──────── Stored rows
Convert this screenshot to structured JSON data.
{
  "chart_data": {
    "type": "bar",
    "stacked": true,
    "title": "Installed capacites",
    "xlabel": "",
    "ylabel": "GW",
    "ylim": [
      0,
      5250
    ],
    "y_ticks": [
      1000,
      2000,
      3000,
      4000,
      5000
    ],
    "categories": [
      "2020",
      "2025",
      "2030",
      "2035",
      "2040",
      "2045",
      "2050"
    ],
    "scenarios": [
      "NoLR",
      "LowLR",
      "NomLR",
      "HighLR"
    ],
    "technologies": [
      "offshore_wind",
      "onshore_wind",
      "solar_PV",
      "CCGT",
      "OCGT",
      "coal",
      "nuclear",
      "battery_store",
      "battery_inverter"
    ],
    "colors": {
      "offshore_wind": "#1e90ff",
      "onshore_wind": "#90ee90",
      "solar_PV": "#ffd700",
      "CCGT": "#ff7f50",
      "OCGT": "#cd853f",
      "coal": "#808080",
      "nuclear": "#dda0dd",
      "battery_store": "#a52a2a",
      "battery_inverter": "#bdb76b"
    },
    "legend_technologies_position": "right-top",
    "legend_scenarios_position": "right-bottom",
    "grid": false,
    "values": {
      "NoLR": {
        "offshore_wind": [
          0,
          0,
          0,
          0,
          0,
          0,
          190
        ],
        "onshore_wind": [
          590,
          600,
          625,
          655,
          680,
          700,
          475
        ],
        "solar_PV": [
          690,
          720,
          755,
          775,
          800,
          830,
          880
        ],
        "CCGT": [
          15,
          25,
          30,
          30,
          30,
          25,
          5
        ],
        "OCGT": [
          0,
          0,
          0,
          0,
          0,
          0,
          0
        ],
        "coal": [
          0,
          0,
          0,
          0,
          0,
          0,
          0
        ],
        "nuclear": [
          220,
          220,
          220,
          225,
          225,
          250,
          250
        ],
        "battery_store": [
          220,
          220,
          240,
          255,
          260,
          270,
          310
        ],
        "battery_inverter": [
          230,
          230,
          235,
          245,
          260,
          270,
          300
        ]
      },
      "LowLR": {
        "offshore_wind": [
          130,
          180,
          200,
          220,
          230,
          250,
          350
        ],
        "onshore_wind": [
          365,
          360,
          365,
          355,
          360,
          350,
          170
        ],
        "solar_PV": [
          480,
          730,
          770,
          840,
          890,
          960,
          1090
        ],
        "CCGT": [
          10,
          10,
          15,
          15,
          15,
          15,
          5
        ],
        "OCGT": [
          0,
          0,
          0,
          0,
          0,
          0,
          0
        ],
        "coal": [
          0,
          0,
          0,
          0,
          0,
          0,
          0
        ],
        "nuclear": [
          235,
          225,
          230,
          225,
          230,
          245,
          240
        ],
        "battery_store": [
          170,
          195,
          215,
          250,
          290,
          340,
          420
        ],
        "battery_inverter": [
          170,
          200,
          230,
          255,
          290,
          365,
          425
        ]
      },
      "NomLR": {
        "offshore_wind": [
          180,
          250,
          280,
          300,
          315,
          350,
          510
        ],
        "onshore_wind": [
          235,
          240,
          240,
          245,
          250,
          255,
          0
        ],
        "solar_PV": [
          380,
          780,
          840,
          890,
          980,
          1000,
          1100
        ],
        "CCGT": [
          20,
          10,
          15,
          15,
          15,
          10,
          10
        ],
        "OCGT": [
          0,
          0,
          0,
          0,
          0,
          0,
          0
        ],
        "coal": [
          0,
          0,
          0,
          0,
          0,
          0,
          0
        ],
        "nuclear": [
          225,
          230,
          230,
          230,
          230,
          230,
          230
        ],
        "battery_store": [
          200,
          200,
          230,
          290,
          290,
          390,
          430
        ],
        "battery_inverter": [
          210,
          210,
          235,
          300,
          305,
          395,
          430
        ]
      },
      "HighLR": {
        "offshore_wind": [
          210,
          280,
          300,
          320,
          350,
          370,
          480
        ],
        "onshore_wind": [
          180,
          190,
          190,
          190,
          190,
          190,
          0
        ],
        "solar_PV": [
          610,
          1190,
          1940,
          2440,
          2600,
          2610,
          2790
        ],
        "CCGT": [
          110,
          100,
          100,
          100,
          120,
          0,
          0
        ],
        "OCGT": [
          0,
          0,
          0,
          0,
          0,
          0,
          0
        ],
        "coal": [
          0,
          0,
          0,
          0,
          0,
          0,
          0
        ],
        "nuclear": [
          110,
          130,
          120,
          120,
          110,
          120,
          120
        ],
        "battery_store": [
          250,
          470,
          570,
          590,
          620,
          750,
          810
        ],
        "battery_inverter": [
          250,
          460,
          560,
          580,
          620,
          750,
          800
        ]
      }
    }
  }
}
────────────────
- _Work to be completed_
Above are some records. Print them all exactly.

- _Finished exercise_
Convert this screenshot to structured JSON data.
{
  "chart_data": {
    "type": "bar",
    "stacked": true,
    "title": "Installed capacites",
    "xlabel": "",
    "ylabel": "GW",
    "ylim": [
      0,
      5250
    ],
    "y_ticks": [
      1000,
      2000,
      3000,
      4000,
      5000
    ],
    "categories": [
      "2020",
      "2025",
      "2030",
      "2035",
      "2040",
      "2045",
      "2050"
    ],
    "scenarios": [
      "NoLR",
      "LowLR",
      "NomLR",
      "HighLR"
    ],
    "technologies": [
      "offshore_wind",
      "onshore_wind",
      "solar_PV",
      "CCGT",
      "OCGT",
      "coal",
      "nuclear",
      "battery_store",
      "battery_inverter"
    ],
    "colors": {
      "offshore_wind": "#1e90ff",
      "onshore_wind": "#90ee90",
      "solar_PV": "#ffd700",
      "CCGT": "#ff7f50",
      "OCGT": "#cd853f",
      "coal": "#808080",
      "nuclear": "#dda0dd",
      "battery_store": "#a52a2a",
      "battery_inverter": "#bdb76b"
    },
    "legend_technologies_position": "right-top",
    "legend_scenarios_position": "right-bottom",
    "grid": false,
    "values": {
      "NoLR": {
        "offshore_wind": [
          0,
          0,
          0,
          0,
          0,
          0,
          190
        ],
        "onshore_wind": [
          590,
          600,
          625,
          655,
          680,
          700,
          475
        ],
        "solar_PV": [
          690,
          720,
          755,
          775,
          800,
          830,
          880
        ],
        "CCGT": [
          15,
          25,
          30,
          30,
          30,
          25,
          5
        ],
        "OCGT": [
          0,
          0,
          0,
          0,
          0,
          0,
          0
        ],
        "coal": [
          0,
          0,
          0,
          0,
          0,
          0,
          0
        ],
        "nuclear": [
          220,
          220,
          220,
          225,
          225,
          250,
          250
        ],
        "battery_store": [
          220,
          220,
          240,
          255,
          260,
          270,
          310
        ],
        "battery_inverter": [
          230,
          230,
          235,
          245,
          260,
          270,
          300
        ]
      },
      "LowLR": {
        "offshore_wind": [
          130,
          180,
          200,
          220,
          230,
          250,
          350
        ],
        "onshore_wind": [
          365,
          360,
          365,
          355,
          360,
          350,
          170
        ],
        "solar_PV": [
          480,
          730,
          770,
          840,
          890,
          960,
          1090
        ],
        "CCGT": [
          10,
          10,
          15,
          15,
          15,
          15,
          5
        ],
        "OCGT": [
          0,
          0,
          0,
          0,
          0,
          0,
          0
        ],
        "coal": [
          0,
          0,
          0,
          0,
          0,
          0,
          0
        ],
        "nuclear": [
          235,
          225,
          230,
          225,
          230,
          245,
          240
        ],
        "battery_store": [
          170,
          195,
          215,
          250,
          290,
          340,
          420
        ],
        "battery_inverter": [
          170,
          200,
          230,
          255,
          290,
          365,
          425
        ]
      },
      "NomLR": {
        "offshore_wind": [
          180,
          250,
          280,
          300,
          315,
          350,
          510
        ],
        "onshore_wind": [
          235,
          240,
          240,
          245,
          250,
          255,
          0
        ],
        "solar_PV": [
          380,
          780,
          840,
          890,
          980,
          1000,
          1100
        ],
        "CCGT": [
          20,
          10,
          15,
          15,
          15,
          10,
          10
        ],
        "OCGT": [
          0,
          0,
          0,
          0,
          0,
          0,
          0
        ],
        "coal": [
          0,
          0,
          0,
          0,
          0,
          0,
          0
        ],
        "nuclear": [
          225,
          230,
          230,
          230,
          230,
          230,
          230
        ],
        "battery_store": [
          200,
          200,
          230,
          290,
          290,
          390,
          430
        ],
        "battery_inverter": [
          210,
          210,
          235,
          300,
          305,
          395,
          430
        ]
      },
      "HighLR": {
        "offshore_wind": [
          210,
          280,
          300,
          320,
          350,
          370,
          480
        ],
        "onshore_wind": [
          180,
          190,
          190,
          190,
          190,
          190,
          0
        ],
        "solar_PV": [
          610,
          1190,
          1940,
          2440,
          2600,
          2610,
          2790
        ],
        "CCGT": [
          110,
          100,
          100,
          100,
          120,
          0,
          0
        ],
        "OCGT": [
          0,
          0,
          0,
          0,
          0,
          0,
          0
        ],
        "coal": [
          0,
          0,
          0,
          0,
          0,
          0,
          0
        ],
        "nuclear": [
          110,
          130,
          120,
          120,
          110,
          120,
          120
        ],
        "battery_store": [
          250,
          470,
          570,
          590,
          620,
          750,
          810
        ],
        "battery_inverter": [
          250,
          460,
          560,
          580,
          620,
          750,
          800
        ]
      }
    }
  }
}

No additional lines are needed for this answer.